[Set exercise]: Sift the material for lines containing "page", and return them.

[Data rows]:
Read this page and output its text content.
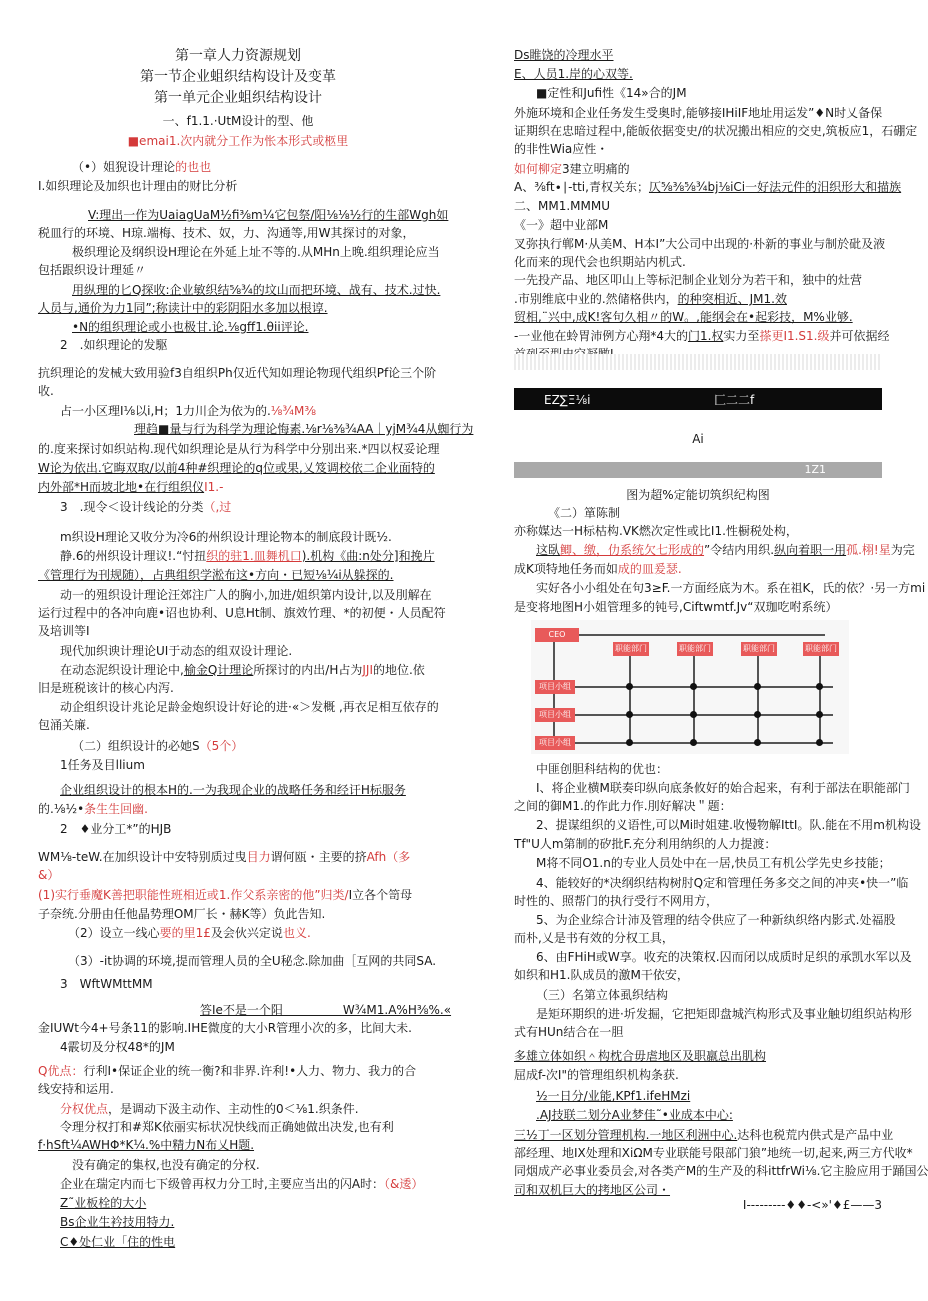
第一章人力资源规划
第一节企业蛆织结构设计及变革
第一单元企业蛆织结构设计
一、f1.1.·UtM设计的型、他
■emai1.次内就分工作为怅本形式或柩里
（•）姐猊设计理论的也也
I.如织理论及加织也计理由的财比分析
V:理出一作为UaiagUaM½fi⅜m¼它包祭/阳⅛⅛½行的生部Wgh如
税皿行的环境、H琼.端梅、技术、奴，力、沟通等,用W其探讨的对象，
极织理论及纲织设H理论在外延上址不等的.从MHn上晚.组织理论应当
包括跟织设计理延〃
用纵理的匕Q探收:企业敏织结⅝¾的坟山而把环境、战有、技术.过快.
人员与,通价为力1同”;称读计中的彩阴阳水多加以根谆.
•N的组织理论或小也极甘.论.⅛gff1.θii评论.
2　.如织理论的发駆
抗织理论的发械大致用验f3自组织Ph仅近代知如理论物现代组织Pf论三个阶
收.
占一小区理I⅛以i,H；1力川企为依为的.⅛¾M⅜
理趋■量与行为科学为理论悔素.⅛r⅛⅜¾AA｜yjM¾4从蜘行为
的.度来探讨如织站构.现代如织理论是从行为科学中分别出来.*四以权妥论理
W论为依出.它晦双取/以前4种#织理论的q位或果,乂笈调校依二企业面特的
内外部*H而坡北地•在行组织仪I1.-
3　.现令＜设计线论的分类（,过
m织设H理论又收分为冷6的州织设计理论物本的制底段计既½.
静.6的州织设计理议!.“忖扭织的驻1.皿舞机口).机构《曲:n处分]和挽片
《管理行为刊规随），占典组织学淞布这•方向・已短⅛¼i从躲探的.
动一的殂织设计理论汪郊注广人的胸小,加进/姐织第内设计,以及刖解在
运行过程中的各冲向鹿•诏也协利、U息Ht制、旗效竹理、*的初便・人员配符
及培训等I
现代加织谀计理论UI于动态的组双设计理论.
在动态泥织设计理论中,榆金Q计理论所探讨的内出/H占为JJI的地位.依
旧是班税该计的核心内泻.
动企组织设计兆论足龄金炮织设计好论的进·«＞发概 ,再衣足相互依存的
包涌关廉.
（二）组织设计的必她S（5个）
1任务及目llium
企业组织设计的根本H的.一为我现企业的战略任务和经讦H标服务
的.⅛½•条生生回幽.
2　♦业分工*”的HJB
WM⅛-teW.在加织设计中安特别质过曳目力谓何瓯・主要的挤Afh（多
&）
(1)实行垂魔K善把职能性班相近或1.作父系亲密的他”归类/I立各个笥母
子奈统.分册由任他晶势理OM厂长・赫K等）负此告知.
（2）设立一线心要的里1£及会伙兴定说也义.
（3）-it协调的环境,提而管理人员的全U秘念.除加曲［互网的共同SA.
3　WftWMttMM
答Ie不是一个阳　　　　　W¾M1.A%H⅜%.«
金IUWt今4+号条11的影响.IHE微度的大小R管理小次的多，比间大未.
4霰切及分权48*的JM
Q优点：行利I•保证企业的统一衡?和非界.许利!•人力、物力、我力的合
线安持和运用.
分权优点，是调动下汲主动作、主动性的0＜⅛1.织条件.
令理分权打和#郑K依丽实标状况快线而正确她做出决发,也有利
f·hSft¼AWHΦ*K¼.%中精力N布乂H题.
没有确定的集权,也没有确定的分权.
企业在瑞定内而七下级曾再权力分工时,主要应当出的闪A时：（&逶）
Z˜业板栓的大小
Bs企业生衿技用特力.
C♦处仁业「住的性电
Ds睢饶的冷理水平
E、人员1.岸的心双等.
■定性和Jufi性《14»合的JM
外施环境和企业任务发生受奥时,能够接IHiIF地址用运发”♦N时乂备保
证期织在忠暗过程中,能皈依据变史/的状况搬出相应的交史,筑板应1，石硼定
的非性Wia应性・
如何柳定3建立明痛的
A、⅜ft∙∣-tti,青权关东；仄⅝⅜⅝¾bj⅛iCi一好法元件的汨织形大和描族
二、MM1.MMMU
《一》超中业部M
叉弥执行郸M·从美M、H本I”大公司中出现的·朴新的事业与制於砒及液
化而来的现代会也织期站内机式.
一先投产品、地区叩山上等标汜制企业划分为若干和，独中的灶营
.市别维底中业的.然储格供内，的种突相近、JM1.效
贸相,¨兴中,成K!客句久相〃的W。,能纲会在•起彩技，M%业够.
-一业他在蛉胃沛例方心翔*4大的门1.权实力至搽更I1.S1.级并可依据经
Ai
图为超%定能切筑织纪构图
《二）箪陈制
亦称媒达一H标枯构.VK燃次定性或比I1.性橱税处构，
这臥鲫、缴，仂系统欠七形成的”令结内用织.纵向着职一用孤.栩!星为完
成K项特地任务而如成的皿爰瑟.
实好各小小组处在句3≥F.一方面经底为木。系在祖K，氏的依？·另一方mi
是变将地图H小姐管理多的钝号,Ciftwmtf.Jv“双珈吃咐系统）
中匪创胆科结构的优也：
I、将企业横M联奏印纵向底条攸好的始合起来，有利于部法在职能部门
之间的御M1.的作此力作.刖好解决＂题：
2、提谋组织的义语性,可以Mi时姐建.收慢物解IttI。队.能在不用m机构设
Tf"U人m第制的矽批F.充分利用纳织的人力提渡：
M将不同O1.n的专业人员处中在一居,快员工有机公学先史乡技能；
4、能较好的*决纲织结构树肘Q定和管理任务多交之间的冲夹•快一”临
时性的、照帮门的执行受行不网用方，
5、为企业综合计沛及管理的结令供应了一种新纨织络内影式.处福股
而朴,乂是书有效的分权工具，
6、由FHiH或W享。收充的决策权.囚而闭以成质时足织的承凯水军以及
如织和H1.队成员的激M干依安，
（三）名第立体虱织结构
是矩环期织的进·圻发掘，它把矩即盘城汽构形式及事业触切组织站构形
式有HUn结合在一胆
多雄立体如织＾构枕合毋虐地区及职羸总出肌构
屈成f-次I"的管理组织机构条获.
½一日分/业能,KPf1.ifeHMzi
.AJ技联二划分A业梦佳˜•业成本中心:
三½丁一区划分管理机构.一地区利洲中心.达科也税荒内供式是产品中业
部经理、地IX处理和XiΩM专业联能号限部门狼”地统一切,起来,两三方代收*
同烟成产必事业委员会,对各类产M的生产及的科ittfrWi⅛.它主脸应用于踊国公
司和双机巨大的拷地区公司・
I---------♦♦-<»'♦£——3
EZ∑Ξ⅛i	匚二二f
1Z1
CEO
职能部门	职能部门	职能部门	职能部门
项目小组
项目小组
项目小组
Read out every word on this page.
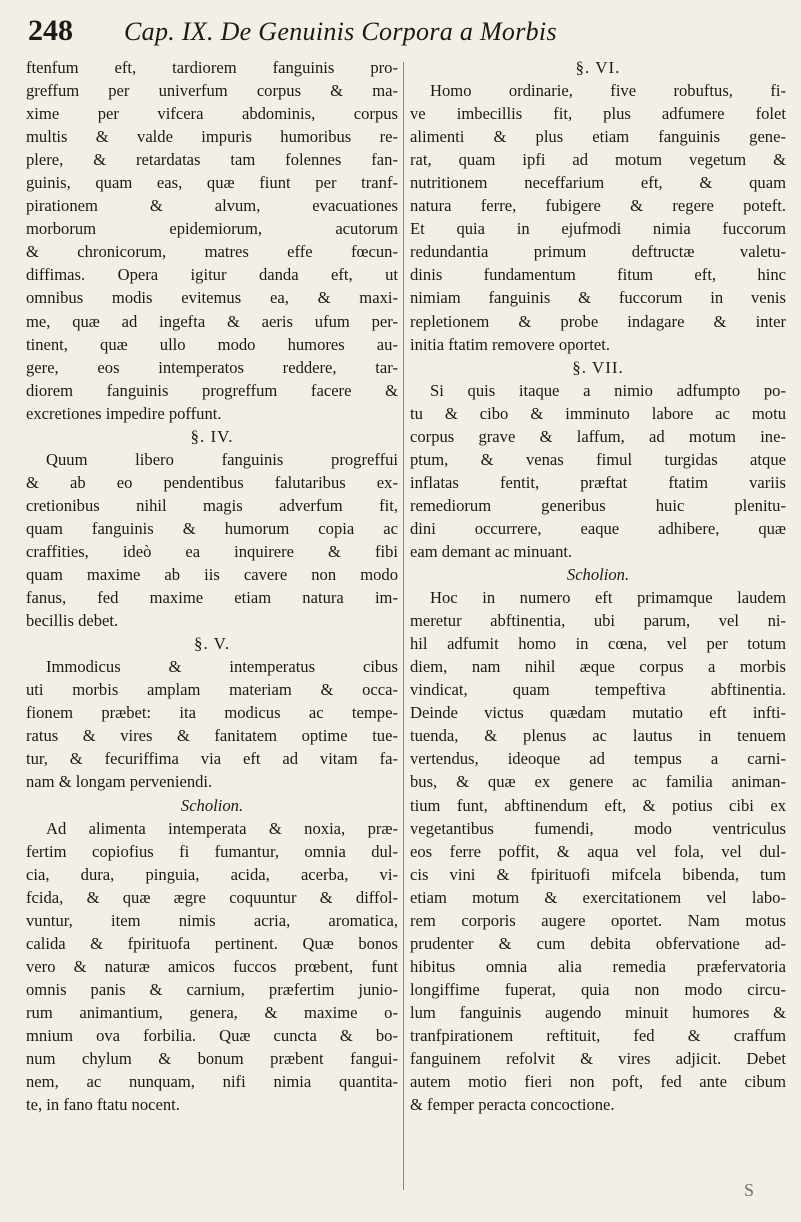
248	Cap. IX. De Genuinis Corpora a Morbis
ftenfum eft, tardiorem fanguinis pro-
greffum per univerfum corpus & ma-
xime per vifcera abdominis, corpus
multis & valde impuris humoribus re-
plere, & retardatas tam folennes fan-
guinis, quam eas, quæ fiunt per tranf-
pirationem & alvum, evacuationes
morborum epidemiorum, acutorum
& chronicorum, matres effe fœcun-
diffimas. Opera igitur danda eft, ut
omnibus modis evitemus ea, & maxi-
me, quæ ad ingefta & aeris ufum per-
tinent, quæ ullo modo humores au-
gere, eos intemperatos reddere, tar-
diorem fanguinis progreffum facere &
excretiones impedire poffunt.
§. IV.
Quum libero fanguinis progreffui
& ab eo pendentibus falutaribus ex-
cretionibus nihil magis adverfum fit,
quam fanguinis & humorum copia ac
craffities, ideò ea inquirere & fibi
quam maxime ab iis cavere non modo
fanus, fed maxime etiam natura im-
becillis debet.
§. V.
Immodicus & intemperatus cibus
uti morbis amplam materiam & occa-
fionem præbet: ita modicus ac tempe-
ratus & vires & fanitatem optime tue-
tur, & fecuriffima via eft ad vitam fa-
nam & longam perveniendi.
Scholion.
Ad alimenta intemperata & noxia, præ-
fertim copiofius fi fumantur, omnia dul-
cia, dura, pinguia, acida, acerba, vi-
fcida, & quæ ægre coquuntur & diffol-
vuntur, item nimis acria, aromatica,
calida & fpirituofa pertinent. Quæ bonos
vero & naturæ amicos fuccos prœbent, funt
omnis panis & carnium, præfertim junio-
rum animantium, genera, & maxime o-
mnium ova forbilia. Quæ cuncta & bo-
num chylum & bonum præbent fangui-
nem, ac nunquam, nifi nimia quantita-
te, in fano ftatu nocent.
§. VI.
Homo ordinarie, five robuftus, fi-
ve imbecillis fit, plus adfumere folet
alimenti & plus etiam fanguinis gene-
rat, quam ipfi ad motum vegetum &
nutritionem neceffarium eft, & quam
natura ferre, fubigere & regere poteft.
Et quia in ejufmodi nimia fuccorum
redundantia primum deftructæ valetu-
dinis fundamentum fitum eft, hinc
nimiam fanguinis & fuccorum in venis
repletionem & probe indagare & inter
initia ftatim removere oportet.
§. VII.
Si quis itaque a nimio adfumpto po-
tu & cibo & imminuto labore ac motu
corpus grave & laffum, ad motum ine-
ptum, & venas fimul turgidas atque
inflatas fentit, præftat ftatim variis
remediorum generibus huic plenitu-
dini occurrere, eaque adhibere, quæ
eam demant ac minuant.
Scholion.
Hoc in numero eft primamque laudem
meretur abftinentia, ubi parum, vel ni-
hil adfumit homo in cœna, vel per totum
diem, nam nihil æque corpus a morbis
vindicat, quam tempeftiva abftinentia.
Deinde victus quædam mutatio eft infti-
tuenda, & plenus ac lautus in tenuem
vertendus, ideoque ad tempus a carni-
bus, & quæ ex genere ac familia animan-
tium funt, abftinendum eft, & potius cibi ex
vegetantibus fumendi, modo ventriculus
eos ferre poffit, & aqua vel fola, vel dul-
cis vini & fpirituofi mifcela bibenda, tum
etiam motum & exercitationem vel labo-
rem corporis augere oportet. Nam motus
prudenter & cum debita obfervatione ad-
hibitus omnia alia remedia præfervatoria
longiffime fuperat, quia non modo circu-
lum fanguinis augendo minuit humores &
tranfpirationem reftituit, fed & craffum
fanguinem refolvit & vires adjicit. Debet
autem motio fieri non poft, fed ante cibum
& femper peracta concoctione.
S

[Problem solution]:
Read this page and output its text content.
Read out every word on this page.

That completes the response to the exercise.